▸ **WHAT THE EXERCISE ASKS**:
Select the lines of the records containing the word "History" and list them.

▸ **Dataset excerpts**:
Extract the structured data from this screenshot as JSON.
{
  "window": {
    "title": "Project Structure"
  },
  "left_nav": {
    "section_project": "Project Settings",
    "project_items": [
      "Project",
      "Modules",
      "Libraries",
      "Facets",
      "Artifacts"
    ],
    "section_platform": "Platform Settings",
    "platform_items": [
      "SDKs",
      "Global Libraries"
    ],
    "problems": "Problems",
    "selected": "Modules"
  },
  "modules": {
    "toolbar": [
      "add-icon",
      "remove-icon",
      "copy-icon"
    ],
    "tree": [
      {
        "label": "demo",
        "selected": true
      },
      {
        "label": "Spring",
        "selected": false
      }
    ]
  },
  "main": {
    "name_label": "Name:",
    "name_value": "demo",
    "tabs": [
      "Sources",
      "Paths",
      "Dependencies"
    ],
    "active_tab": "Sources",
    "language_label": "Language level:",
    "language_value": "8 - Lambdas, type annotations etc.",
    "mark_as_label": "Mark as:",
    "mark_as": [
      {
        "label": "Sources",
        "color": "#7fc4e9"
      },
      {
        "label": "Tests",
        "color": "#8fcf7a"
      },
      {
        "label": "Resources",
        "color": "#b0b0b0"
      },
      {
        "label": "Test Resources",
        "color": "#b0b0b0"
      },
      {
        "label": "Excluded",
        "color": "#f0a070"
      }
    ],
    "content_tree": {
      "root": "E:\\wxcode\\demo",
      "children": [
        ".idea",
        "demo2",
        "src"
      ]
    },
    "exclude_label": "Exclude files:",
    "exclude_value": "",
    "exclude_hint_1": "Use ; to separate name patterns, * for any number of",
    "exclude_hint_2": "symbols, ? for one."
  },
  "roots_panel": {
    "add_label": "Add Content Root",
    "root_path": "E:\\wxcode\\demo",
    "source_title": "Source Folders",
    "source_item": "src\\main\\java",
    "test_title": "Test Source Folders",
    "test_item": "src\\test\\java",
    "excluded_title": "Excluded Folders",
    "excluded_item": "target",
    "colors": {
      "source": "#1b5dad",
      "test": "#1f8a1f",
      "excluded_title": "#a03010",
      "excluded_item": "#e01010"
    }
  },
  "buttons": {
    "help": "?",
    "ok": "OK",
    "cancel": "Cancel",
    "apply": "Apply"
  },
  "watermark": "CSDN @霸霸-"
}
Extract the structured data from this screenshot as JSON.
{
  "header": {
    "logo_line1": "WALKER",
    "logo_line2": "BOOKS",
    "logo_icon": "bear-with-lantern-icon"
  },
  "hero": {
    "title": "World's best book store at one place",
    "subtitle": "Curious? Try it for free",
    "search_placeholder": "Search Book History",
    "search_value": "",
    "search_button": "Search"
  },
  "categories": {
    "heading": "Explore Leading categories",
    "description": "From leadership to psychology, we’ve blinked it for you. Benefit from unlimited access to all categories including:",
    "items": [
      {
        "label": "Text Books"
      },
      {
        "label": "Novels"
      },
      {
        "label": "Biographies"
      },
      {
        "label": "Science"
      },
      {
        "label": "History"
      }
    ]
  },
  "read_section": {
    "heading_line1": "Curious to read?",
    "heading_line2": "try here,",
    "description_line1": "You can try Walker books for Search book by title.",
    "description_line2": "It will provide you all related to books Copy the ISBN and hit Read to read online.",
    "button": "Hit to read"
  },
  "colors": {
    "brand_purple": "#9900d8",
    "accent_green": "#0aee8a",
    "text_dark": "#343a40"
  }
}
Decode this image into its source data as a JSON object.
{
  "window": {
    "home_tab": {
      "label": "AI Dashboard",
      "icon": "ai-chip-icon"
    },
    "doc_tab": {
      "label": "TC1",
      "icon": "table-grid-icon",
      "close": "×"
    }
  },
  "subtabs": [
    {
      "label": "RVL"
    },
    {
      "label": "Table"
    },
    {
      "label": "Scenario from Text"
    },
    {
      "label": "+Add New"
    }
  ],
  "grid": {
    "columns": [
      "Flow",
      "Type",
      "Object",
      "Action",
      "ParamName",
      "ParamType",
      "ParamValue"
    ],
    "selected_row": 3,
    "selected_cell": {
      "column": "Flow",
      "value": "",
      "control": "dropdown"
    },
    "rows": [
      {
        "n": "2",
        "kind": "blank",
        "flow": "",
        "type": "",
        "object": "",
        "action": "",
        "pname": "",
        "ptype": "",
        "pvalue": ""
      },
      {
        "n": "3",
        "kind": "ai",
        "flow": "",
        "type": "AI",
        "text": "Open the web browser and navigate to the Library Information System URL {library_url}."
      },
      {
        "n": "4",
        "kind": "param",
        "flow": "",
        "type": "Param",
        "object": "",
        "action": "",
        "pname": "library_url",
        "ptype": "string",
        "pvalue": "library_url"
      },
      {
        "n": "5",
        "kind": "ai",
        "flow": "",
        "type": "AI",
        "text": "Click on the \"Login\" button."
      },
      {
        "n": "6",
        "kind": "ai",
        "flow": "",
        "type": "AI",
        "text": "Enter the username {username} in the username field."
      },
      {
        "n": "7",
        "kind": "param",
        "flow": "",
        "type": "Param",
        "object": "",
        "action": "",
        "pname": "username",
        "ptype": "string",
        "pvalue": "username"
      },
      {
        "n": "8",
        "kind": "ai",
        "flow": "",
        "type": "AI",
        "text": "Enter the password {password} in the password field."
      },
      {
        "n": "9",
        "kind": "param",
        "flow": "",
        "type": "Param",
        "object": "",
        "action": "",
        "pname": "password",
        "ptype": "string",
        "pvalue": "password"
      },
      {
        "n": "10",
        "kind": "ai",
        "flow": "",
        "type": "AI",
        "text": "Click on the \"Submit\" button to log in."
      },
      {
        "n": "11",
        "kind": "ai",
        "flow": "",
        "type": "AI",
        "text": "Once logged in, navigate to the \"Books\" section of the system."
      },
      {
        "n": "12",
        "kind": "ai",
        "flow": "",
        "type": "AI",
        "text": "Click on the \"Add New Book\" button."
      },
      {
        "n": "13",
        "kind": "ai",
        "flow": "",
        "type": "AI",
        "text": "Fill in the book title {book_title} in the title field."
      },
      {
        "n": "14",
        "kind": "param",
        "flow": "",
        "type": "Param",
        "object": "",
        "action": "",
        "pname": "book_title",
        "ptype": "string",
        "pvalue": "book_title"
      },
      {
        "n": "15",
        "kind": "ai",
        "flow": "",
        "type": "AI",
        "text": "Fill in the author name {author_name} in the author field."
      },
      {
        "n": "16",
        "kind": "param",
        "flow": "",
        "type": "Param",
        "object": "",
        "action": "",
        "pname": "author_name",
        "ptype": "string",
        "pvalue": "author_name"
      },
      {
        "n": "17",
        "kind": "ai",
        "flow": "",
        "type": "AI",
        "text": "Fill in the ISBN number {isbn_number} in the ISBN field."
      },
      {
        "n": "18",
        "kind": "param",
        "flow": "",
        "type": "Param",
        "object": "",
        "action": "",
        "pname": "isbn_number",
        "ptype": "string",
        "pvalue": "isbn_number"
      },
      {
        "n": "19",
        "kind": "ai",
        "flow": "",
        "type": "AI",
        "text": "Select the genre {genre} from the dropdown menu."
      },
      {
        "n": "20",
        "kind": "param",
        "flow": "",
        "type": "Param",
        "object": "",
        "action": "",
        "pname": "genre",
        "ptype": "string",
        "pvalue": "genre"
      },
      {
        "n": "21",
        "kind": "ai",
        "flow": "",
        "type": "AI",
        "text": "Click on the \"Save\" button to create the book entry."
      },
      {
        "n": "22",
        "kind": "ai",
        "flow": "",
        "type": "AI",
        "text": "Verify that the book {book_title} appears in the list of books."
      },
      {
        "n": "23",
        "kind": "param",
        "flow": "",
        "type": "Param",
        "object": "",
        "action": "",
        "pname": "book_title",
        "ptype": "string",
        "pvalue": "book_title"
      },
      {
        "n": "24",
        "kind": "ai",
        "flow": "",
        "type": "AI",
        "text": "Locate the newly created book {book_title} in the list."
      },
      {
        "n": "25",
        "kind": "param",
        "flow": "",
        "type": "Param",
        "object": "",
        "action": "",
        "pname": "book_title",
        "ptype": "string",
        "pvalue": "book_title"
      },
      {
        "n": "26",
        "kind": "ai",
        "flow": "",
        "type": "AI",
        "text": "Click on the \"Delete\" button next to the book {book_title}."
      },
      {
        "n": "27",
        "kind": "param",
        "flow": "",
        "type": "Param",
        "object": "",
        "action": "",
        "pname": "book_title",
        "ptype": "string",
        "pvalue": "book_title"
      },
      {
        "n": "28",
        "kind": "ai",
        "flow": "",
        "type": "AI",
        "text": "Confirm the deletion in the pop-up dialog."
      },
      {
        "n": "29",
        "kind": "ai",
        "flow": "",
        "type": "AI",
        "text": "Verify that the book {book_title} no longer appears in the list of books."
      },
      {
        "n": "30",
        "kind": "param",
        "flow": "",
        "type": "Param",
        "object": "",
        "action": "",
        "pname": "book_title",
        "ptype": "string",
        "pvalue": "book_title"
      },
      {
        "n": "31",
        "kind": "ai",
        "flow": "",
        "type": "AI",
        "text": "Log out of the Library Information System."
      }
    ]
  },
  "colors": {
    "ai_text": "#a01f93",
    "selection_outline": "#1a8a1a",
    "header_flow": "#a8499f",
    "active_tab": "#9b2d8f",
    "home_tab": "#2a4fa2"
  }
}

▸ **REPLY TO THE TASK**:
    "search_placeholder": "Search Book History",
        "label": "History"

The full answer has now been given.